Do this>
Copy out, word for word, the part of the records that runs from their very first line through the line containing "373, 334, 397]", with both of those lines included.

Information given>
-=-=-

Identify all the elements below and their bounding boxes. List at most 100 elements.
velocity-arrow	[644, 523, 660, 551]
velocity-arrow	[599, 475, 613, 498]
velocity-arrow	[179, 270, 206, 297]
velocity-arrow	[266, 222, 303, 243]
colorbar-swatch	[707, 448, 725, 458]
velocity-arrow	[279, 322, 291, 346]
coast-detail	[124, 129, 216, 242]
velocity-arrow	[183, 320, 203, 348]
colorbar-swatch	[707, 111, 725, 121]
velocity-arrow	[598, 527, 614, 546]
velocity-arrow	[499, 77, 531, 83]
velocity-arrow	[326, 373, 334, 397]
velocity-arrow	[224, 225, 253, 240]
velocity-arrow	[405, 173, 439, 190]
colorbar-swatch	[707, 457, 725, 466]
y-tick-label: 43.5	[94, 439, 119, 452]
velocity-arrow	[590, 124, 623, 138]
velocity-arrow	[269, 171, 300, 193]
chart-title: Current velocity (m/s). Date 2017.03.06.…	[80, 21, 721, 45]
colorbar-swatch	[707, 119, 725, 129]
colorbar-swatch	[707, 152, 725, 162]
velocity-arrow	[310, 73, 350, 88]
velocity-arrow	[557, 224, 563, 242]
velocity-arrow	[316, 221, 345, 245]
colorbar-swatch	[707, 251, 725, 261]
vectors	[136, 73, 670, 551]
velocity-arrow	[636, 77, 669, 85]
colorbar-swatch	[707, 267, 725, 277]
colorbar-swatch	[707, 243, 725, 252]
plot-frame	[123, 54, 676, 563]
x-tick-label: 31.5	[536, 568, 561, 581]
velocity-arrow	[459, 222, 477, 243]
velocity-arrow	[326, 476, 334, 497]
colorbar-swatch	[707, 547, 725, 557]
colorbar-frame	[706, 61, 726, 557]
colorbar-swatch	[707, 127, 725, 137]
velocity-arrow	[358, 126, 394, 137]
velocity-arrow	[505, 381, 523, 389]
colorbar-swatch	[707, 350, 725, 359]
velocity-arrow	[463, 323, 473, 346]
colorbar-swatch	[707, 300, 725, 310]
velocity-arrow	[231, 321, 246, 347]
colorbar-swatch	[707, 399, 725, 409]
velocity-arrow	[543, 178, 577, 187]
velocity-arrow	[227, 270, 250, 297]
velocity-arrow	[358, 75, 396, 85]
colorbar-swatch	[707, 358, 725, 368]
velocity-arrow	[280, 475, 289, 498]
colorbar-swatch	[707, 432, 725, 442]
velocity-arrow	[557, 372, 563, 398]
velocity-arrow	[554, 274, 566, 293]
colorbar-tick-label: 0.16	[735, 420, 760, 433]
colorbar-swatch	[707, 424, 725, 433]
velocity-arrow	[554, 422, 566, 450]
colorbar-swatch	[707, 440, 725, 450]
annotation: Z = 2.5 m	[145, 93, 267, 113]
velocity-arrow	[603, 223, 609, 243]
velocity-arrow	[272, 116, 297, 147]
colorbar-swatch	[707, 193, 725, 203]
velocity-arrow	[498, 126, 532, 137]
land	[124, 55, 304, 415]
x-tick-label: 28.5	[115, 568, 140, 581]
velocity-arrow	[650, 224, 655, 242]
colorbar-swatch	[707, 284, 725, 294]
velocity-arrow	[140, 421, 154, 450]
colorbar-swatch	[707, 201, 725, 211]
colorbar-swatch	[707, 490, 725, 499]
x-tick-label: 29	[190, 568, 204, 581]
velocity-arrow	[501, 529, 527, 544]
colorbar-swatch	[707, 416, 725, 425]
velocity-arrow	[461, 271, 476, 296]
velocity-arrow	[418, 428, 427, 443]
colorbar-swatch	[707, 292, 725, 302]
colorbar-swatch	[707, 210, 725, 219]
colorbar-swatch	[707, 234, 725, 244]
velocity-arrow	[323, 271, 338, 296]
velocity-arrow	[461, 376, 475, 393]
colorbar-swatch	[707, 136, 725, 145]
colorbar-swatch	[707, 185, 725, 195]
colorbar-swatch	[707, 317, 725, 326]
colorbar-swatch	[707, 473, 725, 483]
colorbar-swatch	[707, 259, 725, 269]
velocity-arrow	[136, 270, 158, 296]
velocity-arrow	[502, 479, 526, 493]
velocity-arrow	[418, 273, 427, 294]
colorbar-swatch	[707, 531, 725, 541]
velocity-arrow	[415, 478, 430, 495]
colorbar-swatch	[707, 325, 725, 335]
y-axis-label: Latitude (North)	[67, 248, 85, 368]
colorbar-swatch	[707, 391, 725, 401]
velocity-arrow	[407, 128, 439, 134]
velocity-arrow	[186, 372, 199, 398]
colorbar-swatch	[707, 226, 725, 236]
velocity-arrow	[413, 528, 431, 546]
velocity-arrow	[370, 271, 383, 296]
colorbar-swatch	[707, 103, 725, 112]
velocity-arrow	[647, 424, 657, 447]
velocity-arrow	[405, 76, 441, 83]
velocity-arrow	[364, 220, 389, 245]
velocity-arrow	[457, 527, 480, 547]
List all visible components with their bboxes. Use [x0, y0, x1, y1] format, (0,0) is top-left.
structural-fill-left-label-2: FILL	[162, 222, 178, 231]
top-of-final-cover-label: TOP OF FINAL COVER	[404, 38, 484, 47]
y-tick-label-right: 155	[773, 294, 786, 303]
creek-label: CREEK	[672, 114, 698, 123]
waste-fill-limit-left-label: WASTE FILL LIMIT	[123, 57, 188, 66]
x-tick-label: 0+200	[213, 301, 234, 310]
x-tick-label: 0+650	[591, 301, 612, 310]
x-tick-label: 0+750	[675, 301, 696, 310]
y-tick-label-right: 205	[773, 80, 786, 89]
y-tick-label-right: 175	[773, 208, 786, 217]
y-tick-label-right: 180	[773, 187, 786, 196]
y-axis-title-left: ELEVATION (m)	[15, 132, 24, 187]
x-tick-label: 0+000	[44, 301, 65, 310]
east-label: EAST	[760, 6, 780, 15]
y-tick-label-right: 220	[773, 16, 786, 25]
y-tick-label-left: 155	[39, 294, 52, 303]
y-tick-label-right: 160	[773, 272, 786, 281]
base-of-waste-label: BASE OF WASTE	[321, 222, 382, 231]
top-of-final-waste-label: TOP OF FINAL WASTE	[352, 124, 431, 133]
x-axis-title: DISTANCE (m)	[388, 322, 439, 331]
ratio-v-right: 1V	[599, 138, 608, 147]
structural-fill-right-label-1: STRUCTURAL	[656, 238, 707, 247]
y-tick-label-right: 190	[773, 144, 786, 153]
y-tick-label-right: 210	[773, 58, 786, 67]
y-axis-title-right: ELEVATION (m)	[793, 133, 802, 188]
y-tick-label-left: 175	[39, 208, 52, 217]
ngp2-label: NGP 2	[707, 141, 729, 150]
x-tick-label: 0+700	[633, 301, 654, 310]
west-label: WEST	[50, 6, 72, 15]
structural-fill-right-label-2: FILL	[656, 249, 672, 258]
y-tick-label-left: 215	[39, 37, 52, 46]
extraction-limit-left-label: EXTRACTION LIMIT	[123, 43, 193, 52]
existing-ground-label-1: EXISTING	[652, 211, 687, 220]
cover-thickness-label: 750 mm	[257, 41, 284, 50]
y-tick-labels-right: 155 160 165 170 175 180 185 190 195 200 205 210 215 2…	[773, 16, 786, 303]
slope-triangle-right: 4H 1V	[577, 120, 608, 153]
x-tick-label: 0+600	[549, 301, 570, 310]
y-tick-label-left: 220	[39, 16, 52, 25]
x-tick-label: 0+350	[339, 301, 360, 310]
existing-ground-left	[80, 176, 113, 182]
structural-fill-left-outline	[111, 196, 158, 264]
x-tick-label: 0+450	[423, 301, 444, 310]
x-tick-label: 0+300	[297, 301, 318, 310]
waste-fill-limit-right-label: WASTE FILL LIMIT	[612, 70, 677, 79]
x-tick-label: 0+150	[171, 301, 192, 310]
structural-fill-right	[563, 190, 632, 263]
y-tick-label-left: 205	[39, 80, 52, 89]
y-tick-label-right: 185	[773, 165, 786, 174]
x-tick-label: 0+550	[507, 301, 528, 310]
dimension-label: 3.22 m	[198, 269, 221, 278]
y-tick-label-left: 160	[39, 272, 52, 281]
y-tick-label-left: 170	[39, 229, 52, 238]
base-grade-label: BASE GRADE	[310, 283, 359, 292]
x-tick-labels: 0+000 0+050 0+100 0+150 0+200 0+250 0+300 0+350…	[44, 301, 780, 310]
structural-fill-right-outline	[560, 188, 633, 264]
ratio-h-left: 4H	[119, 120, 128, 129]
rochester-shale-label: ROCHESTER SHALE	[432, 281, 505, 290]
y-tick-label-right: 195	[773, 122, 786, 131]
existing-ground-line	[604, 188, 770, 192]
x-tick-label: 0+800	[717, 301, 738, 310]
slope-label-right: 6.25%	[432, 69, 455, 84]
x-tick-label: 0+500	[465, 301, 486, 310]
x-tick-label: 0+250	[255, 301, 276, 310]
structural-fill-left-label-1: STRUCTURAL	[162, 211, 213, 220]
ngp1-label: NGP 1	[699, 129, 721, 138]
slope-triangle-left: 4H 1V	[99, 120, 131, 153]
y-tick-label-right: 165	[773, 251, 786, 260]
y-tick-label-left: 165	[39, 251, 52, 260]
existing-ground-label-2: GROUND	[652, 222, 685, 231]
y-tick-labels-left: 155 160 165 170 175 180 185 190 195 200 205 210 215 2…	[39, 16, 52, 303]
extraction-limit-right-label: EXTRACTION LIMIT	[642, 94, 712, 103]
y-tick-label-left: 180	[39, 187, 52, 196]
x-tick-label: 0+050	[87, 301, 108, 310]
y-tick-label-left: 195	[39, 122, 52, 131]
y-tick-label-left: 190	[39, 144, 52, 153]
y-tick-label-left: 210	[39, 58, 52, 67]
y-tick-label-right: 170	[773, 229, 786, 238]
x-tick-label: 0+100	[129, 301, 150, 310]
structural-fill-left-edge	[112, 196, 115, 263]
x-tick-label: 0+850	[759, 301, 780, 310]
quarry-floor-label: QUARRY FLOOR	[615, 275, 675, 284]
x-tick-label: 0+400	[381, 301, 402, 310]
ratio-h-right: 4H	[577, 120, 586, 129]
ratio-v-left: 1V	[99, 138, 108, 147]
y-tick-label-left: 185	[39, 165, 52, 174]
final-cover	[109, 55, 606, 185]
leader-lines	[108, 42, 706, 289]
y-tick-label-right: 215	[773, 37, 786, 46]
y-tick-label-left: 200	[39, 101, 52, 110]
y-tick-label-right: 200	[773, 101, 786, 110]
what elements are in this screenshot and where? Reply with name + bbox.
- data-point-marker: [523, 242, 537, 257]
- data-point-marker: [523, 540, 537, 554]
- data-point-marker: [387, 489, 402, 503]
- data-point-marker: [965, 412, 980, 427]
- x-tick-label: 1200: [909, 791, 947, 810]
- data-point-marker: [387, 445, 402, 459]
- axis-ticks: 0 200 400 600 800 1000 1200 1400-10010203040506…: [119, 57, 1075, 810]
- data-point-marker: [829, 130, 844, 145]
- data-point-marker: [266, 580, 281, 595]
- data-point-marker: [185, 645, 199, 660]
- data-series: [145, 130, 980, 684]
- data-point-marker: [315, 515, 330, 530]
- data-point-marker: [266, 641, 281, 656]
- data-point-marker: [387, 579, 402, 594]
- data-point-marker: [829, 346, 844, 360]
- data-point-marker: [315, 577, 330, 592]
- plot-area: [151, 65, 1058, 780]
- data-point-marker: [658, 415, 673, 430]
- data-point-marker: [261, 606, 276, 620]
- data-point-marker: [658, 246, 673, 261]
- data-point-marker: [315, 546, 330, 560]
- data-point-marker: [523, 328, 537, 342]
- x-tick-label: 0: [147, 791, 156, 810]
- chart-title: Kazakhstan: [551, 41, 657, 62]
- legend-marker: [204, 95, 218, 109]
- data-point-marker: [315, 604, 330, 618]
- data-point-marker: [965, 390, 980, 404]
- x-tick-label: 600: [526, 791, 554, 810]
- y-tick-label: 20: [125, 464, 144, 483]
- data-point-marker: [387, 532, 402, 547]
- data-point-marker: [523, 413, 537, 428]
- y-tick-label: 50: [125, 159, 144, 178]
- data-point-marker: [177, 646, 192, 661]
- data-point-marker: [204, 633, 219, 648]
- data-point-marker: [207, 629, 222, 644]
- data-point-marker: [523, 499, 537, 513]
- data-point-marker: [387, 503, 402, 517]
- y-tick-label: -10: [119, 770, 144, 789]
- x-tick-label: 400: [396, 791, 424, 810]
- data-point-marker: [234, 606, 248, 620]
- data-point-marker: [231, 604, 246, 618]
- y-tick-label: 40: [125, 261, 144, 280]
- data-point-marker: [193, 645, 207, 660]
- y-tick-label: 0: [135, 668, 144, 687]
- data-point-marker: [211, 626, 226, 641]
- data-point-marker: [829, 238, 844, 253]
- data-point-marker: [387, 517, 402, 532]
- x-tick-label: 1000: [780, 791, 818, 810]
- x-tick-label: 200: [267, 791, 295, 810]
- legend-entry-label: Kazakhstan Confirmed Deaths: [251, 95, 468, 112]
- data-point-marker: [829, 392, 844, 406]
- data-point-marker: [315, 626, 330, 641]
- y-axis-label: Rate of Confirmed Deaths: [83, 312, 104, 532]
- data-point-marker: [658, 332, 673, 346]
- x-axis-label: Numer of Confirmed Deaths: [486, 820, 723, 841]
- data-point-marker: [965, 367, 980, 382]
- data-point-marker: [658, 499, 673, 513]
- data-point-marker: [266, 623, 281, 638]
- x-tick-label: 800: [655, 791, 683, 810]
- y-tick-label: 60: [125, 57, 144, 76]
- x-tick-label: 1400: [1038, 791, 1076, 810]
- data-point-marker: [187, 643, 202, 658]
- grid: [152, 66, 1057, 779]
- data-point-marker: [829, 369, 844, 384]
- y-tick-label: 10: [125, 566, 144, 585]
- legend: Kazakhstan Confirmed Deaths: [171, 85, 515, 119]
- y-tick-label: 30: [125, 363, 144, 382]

-=-=-

Result>
Identify all the elements below and their bounding boxes. List at most 100 elements.
velocity-arrow	[644, 523, 660, 551]
velocity-arrow	[599, 475, 613, 498]
velocity-arrow	[179, 270, 206, 297]
velocity-arrow	[266, 222, 303, 243]
colorbar-swatch	[707, 448, 725, 458]
velocity-arrow	[279, 322, 291, 346]
coast-detail	[124, 129, 216, 242]
velocity-arrow	[183, 320, 203, 348]
colorbar-swatch	[707, 111, 725, 121]
velocity-arrow	[598, 527, 614, 546]
velocity-arrow	[499, 77, 531, 83]
velocity-arrow	[326, 373, 334, 397]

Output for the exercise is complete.